Collection entries:
....................

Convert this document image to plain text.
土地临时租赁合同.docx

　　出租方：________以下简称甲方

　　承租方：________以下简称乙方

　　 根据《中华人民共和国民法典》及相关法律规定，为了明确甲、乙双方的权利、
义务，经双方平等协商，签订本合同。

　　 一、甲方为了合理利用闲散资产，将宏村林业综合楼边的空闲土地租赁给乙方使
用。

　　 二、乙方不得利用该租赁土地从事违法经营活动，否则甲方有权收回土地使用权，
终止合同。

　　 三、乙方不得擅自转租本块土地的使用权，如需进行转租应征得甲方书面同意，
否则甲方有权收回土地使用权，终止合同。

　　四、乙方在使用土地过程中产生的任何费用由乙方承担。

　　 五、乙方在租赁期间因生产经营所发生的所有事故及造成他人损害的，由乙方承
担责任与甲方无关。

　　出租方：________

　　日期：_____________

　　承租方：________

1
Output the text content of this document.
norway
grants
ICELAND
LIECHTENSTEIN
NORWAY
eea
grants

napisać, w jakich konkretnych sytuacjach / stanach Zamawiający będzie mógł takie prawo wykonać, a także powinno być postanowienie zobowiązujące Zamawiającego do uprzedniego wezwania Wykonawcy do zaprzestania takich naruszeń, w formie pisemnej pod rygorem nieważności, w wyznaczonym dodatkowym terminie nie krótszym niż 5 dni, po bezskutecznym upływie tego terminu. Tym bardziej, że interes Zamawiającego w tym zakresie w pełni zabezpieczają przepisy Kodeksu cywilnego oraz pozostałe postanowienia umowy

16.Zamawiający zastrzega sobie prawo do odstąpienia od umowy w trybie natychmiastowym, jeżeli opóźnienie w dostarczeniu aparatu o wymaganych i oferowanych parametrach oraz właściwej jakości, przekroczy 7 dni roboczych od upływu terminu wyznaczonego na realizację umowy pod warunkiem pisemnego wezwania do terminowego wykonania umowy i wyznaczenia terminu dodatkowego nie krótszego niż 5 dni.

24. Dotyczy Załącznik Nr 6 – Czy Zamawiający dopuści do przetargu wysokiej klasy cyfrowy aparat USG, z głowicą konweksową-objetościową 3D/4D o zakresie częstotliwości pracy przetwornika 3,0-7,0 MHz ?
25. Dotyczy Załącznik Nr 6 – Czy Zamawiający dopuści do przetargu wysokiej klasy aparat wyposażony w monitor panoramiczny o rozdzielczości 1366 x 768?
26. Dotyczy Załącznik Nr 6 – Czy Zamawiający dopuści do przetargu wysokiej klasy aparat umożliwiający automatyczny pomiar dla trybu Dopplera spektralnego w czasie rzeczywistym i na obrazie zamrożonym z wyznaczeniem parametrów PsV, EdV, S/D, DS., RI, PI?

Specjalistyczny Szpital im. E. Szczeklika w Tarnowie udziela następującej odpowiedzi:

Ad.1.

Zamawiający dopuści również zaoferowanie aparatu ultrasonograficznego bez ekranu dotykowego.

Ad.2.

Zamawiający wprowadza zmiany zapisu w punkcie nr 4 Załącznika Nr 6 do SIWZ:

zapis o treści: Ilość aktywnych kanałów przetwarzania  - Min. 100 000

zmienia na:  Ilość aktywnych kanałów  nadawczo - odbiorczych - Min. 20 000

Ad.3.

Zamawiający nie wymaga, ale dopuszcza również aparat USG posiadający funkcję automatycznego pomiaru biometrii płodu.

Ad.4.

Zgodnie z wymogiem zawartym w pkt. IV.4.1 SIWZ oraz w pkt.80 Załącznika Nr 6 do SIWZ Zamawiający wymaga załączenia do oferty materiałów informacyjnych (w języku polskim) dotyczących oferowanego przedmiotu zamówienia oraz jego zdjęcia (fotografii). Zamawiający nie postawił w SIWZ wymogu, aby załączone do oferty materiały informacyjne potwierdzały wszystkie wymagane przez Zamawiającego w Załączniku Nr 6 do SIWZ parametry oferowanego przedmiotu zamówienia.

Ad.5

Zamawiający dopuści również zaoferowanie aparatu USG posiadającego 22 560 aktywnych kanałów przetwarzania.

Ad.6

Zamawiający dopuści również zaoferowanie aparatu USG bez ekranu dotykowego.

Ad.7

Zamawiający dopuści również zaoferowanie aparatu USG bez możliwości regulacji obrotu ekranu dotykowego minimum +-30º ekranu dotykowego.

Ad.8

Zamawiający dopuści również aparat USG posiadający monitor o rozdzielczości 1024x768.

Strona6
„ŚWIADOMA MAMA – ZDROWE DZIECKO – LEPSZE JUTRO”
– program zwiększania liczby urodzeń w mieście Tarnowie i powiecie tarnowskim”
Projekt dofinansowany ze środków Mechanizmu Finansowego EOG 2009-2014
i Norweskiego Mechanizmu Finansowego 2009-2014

....................

EXERCISE DIRECTIONS — Show the lines where the word "dotykowego" appears in the entries.

EXPECTED ANSWER —
Zamawiający dopuści również zaoferowanie aparatu ultrasonograficznego bez ekranu dotykowego.
Zamawiający dopuści również zaoferowanie aparatu USG bez ekranu dotykowego.
Zamawiający dopuści również zaoferowanie aparatu USG bez możliwości regulacji obrotu ekranu dotykowego minimum +-30º ekranu dotykowego.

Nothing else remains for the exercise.